### Task
Return the count of lines that hold the string "Troubled", with no other words.

★ ★ ★ ★

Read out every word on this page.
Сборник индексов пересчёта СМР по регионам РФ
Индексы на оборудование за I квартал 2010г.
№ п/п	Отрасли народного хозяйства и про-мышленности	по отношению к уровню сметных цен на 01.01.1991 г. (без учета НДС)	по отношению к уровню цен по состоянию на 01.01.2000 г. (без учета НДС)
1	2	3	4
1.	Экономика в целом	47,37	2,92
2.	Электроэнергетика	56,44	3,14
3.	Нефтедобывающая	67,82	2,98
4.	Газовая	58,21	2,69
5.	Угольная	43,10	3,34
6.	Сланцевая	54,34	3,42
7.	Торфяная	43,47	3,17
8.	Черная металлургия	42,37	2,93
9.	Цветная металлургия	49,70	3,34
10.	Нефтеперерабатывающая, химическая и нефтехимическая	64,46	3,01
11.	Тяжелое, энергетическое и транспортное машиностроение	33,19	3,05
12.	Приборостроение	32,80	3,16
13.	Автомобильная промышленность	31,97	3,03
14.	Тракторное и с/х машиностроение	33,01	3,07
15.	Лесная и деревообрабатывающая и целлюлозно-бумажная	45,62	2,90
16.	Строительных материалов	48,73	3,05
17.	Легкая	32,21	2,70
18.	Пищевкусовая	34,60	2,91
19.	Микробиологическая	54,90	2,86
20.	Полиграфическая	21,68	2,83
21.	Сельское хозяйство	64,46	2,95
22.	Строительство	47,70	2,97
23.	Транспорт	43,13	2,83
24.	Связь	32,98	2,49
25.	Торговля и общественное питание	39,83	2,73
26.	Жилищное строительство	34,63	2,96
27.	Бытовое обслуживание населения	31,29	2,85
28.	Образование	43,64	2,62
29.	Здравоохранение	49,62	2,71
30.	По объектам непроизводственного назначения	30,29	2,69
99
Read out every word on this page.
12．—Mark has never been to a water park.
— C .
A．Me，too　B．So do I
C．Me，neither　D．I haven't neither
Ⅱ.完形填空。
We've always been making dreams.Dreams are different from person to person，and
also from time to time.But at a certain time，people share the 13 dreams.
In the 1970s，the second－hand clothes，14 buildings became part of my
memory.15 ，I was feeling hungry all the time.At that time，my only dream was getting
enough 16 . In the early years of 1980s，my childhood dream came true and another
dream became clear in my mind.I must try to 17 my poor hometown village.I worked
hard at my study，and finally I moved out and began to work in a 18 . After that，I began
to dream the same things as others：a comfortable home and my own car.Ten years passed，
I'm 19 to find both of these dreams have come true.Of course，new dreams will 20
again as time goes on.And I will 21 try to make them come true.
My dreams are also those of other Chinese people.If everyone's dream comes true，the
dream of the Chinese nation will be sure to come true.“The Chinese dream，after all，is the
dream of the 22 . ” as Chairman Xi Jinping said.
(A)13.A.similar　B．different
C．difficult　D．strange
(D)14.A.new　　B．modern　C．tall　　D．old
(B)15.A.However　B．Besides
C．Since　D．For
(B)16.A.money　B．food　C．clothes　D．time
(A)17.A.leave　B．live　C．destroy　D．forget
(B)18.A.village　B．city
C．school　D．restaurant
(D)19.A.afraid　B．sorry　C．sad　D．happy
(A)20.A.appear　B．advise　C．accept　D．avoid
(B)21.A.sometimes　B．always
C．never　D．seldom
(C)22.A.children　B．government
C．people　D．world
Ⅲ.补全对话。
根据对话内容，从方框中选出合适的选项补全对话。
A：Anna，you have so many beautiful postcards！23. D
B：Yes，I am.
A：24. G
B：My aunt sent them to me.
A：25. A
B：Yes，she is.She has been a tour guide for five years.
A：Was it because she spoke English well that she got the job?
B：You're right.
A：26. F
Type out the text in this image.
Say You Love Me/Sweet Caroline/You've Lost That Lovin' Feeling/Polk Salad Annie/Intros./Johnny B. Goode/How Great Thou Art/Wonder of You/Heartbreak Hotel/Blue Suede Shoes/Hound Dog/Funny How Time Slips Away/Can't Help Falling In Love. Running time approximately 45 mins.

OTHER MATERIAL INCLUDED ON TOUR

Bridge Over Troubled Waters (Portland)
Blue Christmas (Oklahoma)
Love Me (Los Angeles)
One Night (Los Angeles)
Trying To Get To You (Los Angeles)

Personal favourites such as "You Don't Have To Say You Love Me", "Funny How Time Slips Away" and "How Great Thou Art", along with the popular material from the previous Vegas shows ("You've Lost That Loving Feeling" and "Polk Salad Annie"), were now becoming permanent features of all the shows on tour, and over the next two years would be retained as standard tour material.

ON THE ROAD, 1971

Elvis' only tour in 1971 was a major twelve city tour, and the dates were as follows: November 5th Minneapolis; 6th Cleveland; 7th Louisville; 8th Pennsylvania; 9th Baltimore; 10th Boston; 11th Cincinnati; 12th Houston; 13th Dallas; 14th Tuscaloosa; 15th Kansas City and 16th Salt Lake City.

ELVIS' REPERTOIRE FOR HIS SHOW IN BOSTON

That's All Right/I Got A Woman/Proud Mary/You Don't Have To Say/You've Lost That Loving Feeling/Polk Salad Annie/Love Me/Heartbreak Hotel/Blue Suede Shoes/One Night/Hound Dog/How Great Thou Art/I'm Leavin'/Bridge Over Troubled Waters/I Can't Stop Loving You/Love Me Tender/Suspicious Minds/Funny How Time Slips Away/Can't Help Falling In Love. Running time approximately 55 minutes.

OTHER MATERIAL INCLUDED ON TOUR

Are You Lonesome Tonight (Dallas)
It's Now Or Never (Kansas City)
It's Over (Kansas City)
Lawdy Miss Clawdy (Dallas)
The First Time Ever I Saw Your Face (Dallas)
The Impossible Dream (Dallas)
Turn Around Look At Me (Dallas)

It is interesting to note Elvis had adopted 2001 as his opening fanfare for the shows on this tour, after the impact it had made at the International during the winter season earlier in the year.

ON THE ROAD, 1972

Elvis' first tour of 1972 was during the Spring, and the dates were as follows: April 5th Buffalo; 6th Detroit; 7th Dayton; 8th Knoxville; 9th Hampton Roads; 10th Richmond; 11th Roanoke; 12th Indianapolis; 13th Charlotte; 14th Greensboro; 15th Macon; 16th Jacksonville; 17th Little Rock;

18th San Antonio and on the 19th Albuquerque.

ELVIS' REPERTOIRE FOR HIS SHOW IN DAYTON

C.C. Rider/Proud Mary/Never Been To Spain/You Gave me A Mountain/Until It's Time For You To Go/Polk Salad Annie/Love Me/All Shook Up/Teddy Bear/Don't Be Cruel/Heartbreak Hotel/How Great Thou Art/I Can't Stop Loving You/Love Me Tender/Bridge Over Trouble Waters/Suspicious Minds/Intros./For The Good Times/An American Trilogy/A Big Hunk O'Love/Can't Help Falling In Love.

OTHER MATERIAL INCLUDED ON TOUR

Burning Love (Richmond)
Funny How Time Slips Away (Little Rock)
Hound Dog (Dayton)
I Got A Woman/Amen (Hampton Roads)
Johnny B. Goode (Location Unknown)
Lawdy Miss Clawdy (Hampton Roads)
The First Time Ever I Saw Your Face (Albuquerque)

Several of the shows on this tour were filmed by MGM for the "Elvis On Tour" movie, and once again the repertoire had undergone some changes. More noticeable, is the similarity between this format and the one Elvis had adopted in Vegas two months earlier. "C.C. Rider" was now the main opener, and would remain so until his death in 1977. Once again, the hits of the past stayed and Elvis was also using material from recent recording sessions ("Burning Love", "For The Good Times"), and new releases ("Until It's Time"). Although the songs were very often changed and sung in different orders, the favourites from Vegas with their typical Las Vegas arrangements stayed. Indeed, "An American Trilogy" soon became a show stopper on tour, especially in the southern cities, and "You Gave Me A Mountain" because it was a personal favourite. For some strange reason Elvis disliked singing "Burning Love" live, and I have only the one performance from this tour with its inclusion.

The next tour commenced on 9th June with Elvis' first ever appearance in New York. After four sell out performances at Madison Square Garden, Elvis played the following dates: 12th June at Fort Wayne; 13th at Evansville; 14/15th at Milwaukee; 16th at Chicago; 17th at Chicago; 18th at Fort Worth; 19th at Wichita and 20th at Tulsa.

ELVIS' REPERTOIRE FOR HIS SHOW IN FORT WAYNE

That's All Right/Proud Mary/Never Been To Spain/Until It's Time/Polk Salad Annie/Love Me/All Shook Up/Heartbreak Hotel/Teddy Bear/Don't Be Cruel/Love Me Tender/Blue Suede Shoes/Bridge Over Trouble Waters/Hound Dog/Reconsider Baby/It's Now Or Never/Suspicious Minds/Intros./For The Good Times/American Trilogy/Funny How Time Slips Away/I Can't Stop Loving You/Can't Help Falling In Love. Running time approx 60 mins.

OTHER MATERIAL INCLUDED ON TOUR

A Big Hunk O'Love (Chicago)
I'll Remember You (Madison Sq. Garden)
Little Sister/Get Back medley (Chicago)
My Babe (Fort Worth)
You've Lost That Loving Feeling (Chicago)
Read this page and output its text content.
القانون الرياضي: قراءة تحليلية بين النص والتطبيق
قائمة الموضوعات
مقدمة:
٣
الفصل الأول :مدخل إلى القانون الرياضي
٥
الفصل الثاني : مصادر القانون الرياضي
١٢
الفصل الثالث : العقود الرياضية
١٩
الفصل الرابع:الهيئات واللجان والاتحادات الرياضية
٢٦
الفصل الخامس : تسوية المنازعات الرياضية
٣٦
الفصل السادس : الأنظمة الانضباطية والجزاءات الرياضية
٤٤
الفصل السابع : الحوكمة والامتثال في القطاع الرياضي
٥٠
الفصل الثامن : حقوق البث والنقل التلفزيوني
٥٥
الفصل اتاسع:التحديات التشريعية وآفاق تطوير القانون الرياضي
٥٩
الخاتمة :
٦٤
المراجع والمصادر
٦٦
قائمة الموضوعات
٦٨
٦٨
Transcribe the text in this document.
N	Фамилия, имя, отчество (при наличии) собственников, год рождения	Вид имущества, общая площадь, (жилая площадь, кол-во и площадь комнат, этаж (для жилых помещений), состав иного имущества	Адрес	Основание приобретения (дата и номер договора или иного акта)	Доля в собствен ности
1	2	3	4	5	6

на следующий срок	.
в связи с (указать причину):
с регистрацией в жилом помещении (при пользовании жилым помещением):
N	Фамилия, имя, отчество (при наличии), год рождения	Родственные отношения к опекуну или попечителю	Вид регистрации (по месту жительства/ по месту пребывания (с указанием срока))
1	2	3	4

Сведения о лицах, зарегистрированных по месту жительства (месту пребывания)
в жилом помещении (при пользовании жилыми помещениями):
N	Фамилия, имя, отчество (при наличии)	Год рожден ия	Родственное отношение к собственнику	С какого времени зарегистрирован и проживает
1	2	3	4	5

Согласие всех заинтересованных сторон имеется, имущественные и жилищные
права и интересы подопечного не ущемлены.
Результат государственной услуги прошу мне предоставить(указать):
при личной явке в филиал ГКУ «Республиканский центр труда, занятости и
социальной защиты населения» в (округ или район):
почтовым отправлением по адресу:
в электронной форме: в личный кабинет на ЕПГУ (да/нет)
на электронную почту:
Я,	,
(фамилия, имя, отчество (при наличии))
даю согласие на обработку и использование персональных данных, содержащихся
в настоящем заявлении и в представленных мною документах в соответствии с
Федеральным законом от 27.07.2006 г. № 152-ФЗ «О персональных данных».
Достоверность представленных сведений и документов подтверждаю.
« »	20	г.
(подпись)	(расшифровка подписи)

★ ★ ★ ★

### Response to this task
2